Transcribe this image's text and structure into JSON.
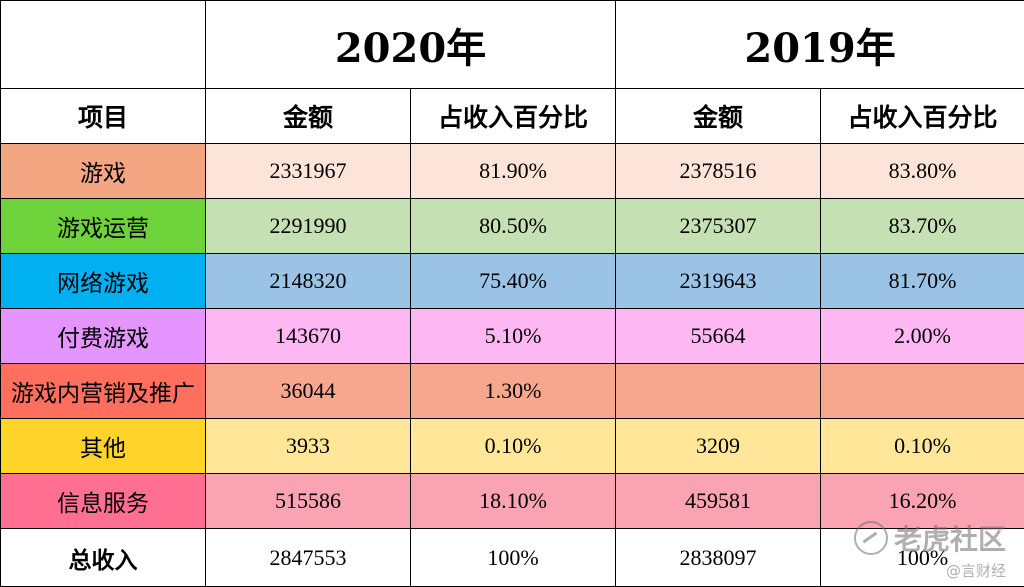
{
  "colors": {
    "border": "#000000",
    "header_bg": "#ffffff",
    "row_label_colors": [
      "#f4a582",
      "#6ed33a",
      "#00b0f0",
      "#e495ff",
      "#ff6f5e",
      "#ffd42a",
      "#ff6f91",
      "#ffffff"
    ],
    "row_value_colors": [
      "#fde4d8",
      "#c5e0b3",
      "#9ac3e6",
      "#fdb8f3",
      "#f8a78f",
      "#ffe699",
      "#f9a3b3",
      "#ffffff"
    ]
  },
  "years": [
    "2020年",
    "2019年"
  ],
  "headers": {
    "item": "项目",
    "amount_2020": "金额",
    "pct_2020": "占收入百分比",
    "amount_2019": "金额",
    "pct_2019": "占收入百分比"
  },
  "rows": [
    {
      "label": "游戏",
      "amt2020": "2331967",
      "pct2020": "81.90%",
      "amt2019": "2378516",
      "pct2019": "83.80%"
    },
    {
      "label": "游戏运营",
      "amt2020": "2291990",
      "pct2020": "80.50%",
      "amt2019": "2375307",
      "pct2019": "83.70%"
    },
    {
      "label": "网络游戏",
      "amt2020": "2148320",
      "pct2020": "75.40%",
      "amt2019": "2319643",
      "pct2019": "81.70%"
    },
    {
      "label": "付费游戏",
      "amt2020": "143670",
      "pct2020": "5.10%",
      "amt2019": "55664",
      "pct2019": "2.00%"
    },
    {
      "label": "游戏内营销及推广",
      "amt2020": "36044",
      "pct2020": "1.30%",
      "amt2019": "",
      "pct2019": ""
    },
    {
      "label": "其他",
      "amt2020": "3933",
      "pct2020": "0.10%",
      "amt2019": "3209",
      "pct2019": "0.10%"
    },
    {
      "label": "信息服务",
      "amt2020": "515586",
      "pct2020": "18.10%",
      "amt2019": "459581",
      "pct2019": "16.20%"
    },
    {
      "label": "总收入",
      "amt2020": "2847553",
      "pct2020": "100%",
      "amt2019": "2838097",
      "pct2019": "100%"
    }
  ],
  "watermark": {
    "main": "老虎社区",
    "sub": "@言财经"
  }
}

> [INSTRUCTION] Make an exact copy of every record, pictures excluded.

> [THE COMPLETED TASK]
Transcribe this image's text and structure into JSON.
{
  "colors": {
    "border": "#000000",
    "header_bg": "#ffffff",
    "row_label_colors": [
      "#f4a582",
      "#6ed33a",
      "#00b0f0",
      "#e495ff",
      "#ff6f5e",
      "#ffd42a",
      "#ff6f91",
      "#ffffff"
    ],
    "row_value_colors": [
      "#fde4d8",
      "#c5e0b3",
      "#9ac3e6",
      "#fdb8f3",
      "#f8a78f",
      "#ffe699",
      "#f9a3b3",
      "#ffffff"
    ]
  },
  "years": [
    "2020年",
    "2019年"
  ],
  "headers": {
    "item": "项目",
    "amount_2020": "金额",
    "pct_2020": "占收入百分比",
    "amount_2019": "金额",
    "pct_2019": "占收入百分比"
  },
  "rows": [
    {
      "label": "游戏",
      "amt2020": "2331967",
      "pct2020": "81.90%",
      "amt2019": "2378516",
      "pct2019": "83.80%"
    },
    {
      "label": "游戏运营",
      "amt2020": "2291990",
      "pct2020": "80.50%",
      "amt2019": "2375307",
      "pct2019": "83.70%"
    },
    {
      "label": "网络游戏",
      "amt2020": "2148320",
      "pct2020": "75.40%",
      "amt2019": "2319643",
      "pct2019": "81.70%"
    },
    {
      "label": "付费游戏",
      "amt2020": "143670",
      "pct2020": "5.10%",
      "amt2019": "55664",
      "pct2019": "2.00%"
    },
    {
      "label": "游戏内营销及推广",
      "amt2020": "36044",
      "pct2020": "1.30%",
      "amt2019": "",
      "pct2019": ""
    },
    {
      "label": "其他",
      "amt2020": "3933",
      "pct2020": "0.10%",
      "amt2019": "3209",
      "pct2019": "0.10%"
    },
    {
      "label": "信息服务",
      "amt2020": "515586",
      "pct2020": "18.10%",
      "amt2019": "459581",
      "pct2019": "16.20%"
    },
    {
      "label": "总收入",
      "amt2020": "2847553",
      "pct2020": "100%",
      "amt2019": "2838097",
      "pct2019": "100%"
    }
  ],
  "watermark": {
    "main": "老虎社区",
    "sub": "@言财经"
  }
}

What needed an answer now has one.